# EXERCISE
Look through the listing for the word "icon". Copy each line that has it.

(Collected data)
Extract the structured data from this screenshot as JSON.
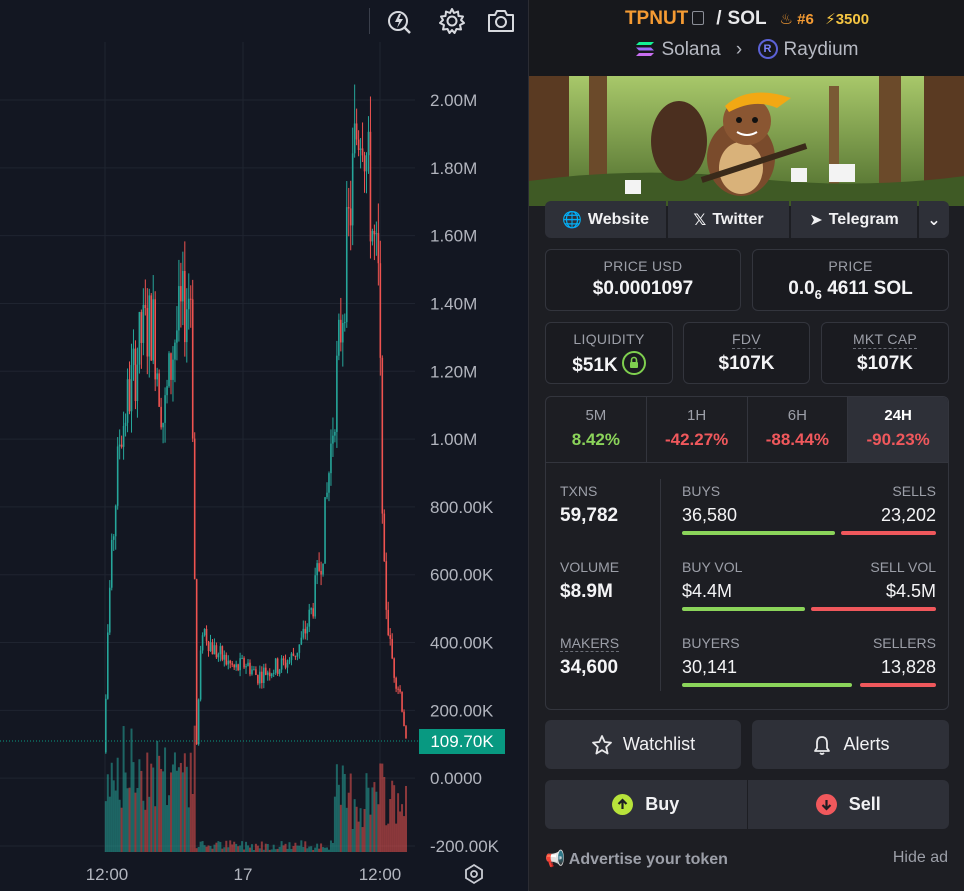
{
  "chart": {
    "y_axis_labels": [
      "2.00M",
      "1.80M",
      "1.60M",
      "1.40M",
      "1.20M",
      "1.00M",
      "800.00K",
      "600.00K",
      "400.00K",
      "200.00K",
      "0.0000",
      "-200.00K"
    ],
    "x_axis_labels": [
      "12:00",
      "17",
      "12:00"
    ],
    "current_value_tag": "109.70K",
    "toolbar": [
      "chart-alert-icon",
      "settings-gear-icon",
      "camera-icon"
    ],
    "colors": {
      "up": "#26a69a",
      "down": "#ef5350",
      "tag": "#089981"
    }
  },
  "chart_data": {
    "type": "candlestick",
    "y_range": [
      -200000,
      2100000
    ],
    "x_ticks": [
      "12:00",
      "17",
      "12:00"
    ],
    "last_value": 109700,
    "approx_close_path": [
      [
        0,
        0
      ],
      [
        2,
        0
      ],
      [
        3,
        500000
      ],
      [
        5,
        1000000
      ],
      [
        7,
        1150000
      ],
      [
        9,
        1300000
      ],
      [
        11,
        1350000
      ],
      [
        13,
        1050000
      ],
      [
        15,
        1300000
      ],
      [
        17,
        1400000
      ],
      [
        18,
        1450000
      ],
      [
        19,
        100000
      ],
      [
        20,
        450000
      ],
      [
        22,
        380000
      ],
      [
        24,
        350000
      ],
      [
        26,
        320000
      ],
      [
        28,
        340000
      ],
      [
        30,
        300000
      ],
      [
        32,
        320000
      ],
      [
        34,
        330000
      ],
      [
        36,
        350000
      ],
      [
        38,
        400000
      ],
      [
        40,
        500000
      ],
      [
        42,
        700000
      ],
      [
        44,
        1100000
      ],
      [
        46,
        1500000
      ],
      [
        48,
        1900000
      ],
      [
        49,
        2000000
      ],
      [
        50,
        1800000
      ],
      [
        51,
        1600000
      ],
      [
        52,
        1450000
      ],
      [
        53,
        600000
      ],
      [
        54,
        400000
      ],
      [
        55,
        300000
      ],
      [
        56,
        250000
      ],
      [
        57,
        109700
      ]
    ]
  },
  "header": {
    "base_symbol": "TPNUT",
    "quote_symbol": "SOL",
    "rank": "#6",
    "boosts": "3500",
    "chain": "Solana",
    "dex": "Raydium"
  },
  "links": {
    "website": "Website",
    "twitter": "Twitter",
    "telegram": "Telegram"
  },
  "prices": {
    "usd_label": "PRICE USD",
    "usd_value": "$0.0001097",
    "native_label": "PRICE",
    "native_prefix": "0.0",
    "native_sub": "6",
    "native_rest": "4611 SOL"
  },
  "metrics": {
    "liquidity_label": "LIQUIDITY",
    "liquidity_value": "$51K",
    "fdv_label": "FDV",
    "fdv_value": "$107K",
    "mktcap_label": "MKT CAP",
    "mktcap_value": "$107K"
  },
  "timeframes": [
    {
      "label": "5M",
      "value": "8.42%",
      "dir": "pos"
    },
    {
      "label": "1H",
      "value": "-42.27%",
      "dir": "neg"
    },
    {
      "label": "6H",
      "value": "-88.44%",
      "dir": "neg"
    },
    {
      "label": "24H",
      "value": "-90.23%",
      "dir": "neg",
      "active": true
    }
  ],
  "stats": {
    "txns_label": "TXNS",
    "txns": "59,782",
    "buys_label": "BUYS",
    "buys": "36,580",
    "sells_label": "SELLS",
    "sells": "23,202",
    "volume_label": "VOLUME",
    "volume": "$8.9M",
    "buy_vol_label": "BUY VOL",
    "buy_vol": "$4.4M",
    "sell_vol_label": "SELL VOL",
    "sell_vol": "$4.5M",
    "makers_label": "MAKERS",
    "makers": "34,600",
    "buyers_label": "BUYERS",
    "buyers": "30,141",
    "sellers_label": "SELLERS",
    "sellers": "13,828",
    "buy_share": 0.61,
    "buy_vol_share": 0.49,
    "buyer_share": 0.69
  },
  "actions": {
    "watchlist": "Watchlist",
    "alerts": "Alerts",
    "buy": "Buy",
    "sell": "Sell"
  },
  "footer": {
    "advertise": "Advertise your token",
    "hide_ad": "Hide ad"
  }
}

# TASK OUTPUT
      "chart-alert-icon",
      "settings-gear-icon",
      "camera-icon"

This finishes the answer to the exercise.